#### DATA PROVIDED:
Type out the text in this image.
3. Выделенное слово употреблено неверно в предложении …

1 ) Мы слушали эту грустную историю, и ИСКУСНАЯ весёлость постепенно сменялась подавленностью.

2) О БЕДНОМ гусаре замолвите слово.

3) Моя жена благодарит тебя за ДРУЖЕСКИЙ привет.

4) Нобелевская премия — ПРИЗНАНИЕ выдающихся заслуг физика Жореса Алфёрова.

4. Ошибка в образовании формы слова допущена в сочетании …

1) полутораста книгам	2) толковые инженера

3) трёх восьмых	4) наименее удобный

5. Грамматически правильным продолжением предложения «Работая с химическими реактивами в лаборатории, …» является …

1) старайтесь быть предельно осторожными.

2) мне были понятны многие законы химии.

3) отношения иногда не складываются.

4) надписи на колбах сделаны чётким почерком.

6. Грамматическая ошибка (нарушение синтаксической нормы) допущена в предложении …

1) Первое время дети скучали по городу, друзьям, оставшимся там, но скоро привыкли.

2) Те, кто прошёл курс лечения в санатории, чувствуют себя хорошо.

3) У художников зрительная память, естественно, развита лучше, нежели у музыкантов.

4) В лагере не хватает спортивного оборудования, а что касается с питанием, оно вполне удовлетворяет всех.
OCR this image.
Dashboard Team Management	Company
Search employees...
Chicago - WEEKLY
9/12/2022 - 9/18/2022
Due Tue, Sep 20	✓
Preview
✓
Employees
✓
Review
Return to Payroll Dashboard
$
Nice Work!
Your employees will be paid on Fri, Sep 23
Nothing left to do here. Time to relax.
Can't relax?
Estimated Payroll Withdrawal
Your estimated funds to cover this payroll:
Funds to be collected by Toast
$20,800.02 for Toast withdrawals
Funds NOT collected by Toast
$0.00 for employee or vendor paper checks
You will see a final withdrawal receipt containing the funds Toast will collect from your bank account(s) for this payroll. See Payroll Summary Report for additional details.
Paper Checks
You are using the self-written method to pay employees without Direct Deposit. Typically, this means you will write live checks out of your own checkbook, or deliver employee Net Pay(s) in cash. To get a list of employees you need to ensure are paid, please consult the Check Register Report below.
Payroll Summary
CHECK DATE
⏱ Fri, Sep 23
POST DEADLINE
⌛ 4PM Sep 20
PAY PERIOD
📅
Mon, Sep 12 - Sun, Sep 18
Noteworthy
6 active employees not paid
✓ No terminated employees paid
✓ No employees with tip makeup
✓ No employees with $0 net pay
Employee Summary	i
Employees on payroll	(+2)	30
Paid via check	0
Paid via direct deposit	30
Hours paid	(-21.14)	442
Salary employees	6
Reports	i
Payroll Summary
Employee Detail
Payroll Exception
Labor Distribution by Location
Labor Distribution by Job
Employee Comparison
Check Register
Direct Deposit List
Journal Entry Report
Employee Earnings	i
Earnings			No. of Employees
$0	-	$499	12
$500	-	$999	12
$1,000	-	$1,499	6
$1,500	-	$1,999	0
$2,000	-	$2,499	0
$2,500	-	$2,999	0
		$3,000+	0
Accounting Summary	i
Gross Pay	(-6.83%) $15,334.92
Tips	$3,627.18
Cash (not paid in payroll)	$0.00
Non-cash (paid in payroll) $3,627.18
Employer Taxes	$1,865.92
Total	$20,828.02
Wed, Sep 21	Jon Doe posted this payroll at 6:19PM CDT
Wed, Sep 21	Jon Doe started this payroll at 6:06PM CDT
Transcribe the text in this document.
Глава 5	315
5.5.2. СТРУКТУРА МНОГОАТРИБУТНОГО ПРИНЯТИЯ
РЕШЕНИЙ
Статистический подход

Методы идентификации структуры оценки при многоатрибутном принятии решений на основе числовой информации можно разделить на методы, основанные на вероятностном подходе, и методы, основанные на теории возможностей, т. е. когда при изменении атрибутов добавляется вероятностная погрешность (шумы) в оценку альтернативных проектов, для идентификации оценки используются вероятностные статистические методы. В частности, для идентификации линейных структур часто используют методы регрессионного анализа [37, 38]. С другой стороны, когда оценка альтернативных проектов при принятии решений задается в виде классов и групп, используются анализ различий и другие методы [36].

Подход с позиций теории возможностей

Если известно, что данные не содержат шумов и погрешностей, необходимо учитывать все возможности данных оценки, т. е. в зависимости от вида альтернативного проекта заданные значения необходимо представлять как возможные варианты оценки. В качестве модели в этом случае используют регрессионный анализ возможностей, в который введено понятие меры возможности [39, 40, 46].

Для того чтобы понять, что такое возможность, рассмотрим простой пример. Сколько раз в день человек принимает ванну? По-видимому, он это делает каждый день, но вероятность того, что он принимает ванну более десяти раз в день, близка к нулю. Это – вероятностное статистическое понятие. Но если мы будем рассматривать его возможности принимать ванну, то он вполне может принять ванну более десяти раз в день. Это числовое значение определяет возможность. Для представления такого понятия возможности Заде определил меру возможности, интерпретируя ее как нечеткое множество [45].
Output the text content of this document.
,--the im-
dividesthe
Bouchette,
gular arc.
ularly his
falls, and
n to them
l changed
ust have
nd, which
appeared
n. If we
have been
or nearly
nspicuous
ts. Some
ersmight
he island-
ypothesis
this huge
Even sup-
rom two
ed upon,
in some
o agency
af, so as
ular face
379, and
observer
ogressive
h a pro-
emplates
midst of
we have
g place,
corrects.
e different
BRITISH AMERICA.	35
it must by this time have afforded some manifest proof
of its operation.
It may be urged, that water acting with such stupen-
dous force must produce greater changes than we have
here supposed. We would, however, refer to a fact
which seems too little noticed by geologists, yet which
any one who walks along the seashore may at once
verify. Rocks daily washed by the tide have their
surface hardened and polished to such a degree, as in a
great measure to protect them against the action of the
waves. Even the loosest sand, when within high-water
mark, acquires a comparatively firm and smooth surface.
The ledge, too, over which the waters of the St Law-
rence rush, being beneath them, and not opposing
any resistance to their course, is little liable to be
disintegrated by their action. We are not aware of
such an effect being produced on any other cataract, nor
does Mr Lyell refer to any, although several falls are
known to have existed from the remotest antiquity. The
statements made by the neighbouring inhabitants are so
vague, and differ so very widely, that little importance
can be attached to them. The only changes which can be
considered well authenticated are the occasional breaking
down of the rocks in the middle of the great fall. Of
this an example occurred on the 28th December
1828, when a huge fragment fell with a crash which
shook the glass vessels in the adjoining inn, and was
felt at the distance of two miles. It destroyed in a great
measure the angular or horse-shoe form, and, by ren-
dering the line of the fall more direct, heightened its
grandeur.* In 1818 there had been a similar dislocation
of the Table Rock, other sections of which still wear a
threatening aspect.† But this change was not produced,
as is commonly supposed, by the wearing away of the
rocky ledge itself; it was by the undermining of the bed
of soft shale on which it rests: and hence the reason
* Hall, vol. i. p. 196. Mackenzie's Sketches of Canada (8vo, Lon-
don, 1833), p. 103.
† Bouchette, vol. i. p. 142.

#### PROBLEM REQUIREMENTS:
Show the lines of the data that hold the word "image".

#### RIGHT ANSWER:
Type out the text in this image.
OCR this image.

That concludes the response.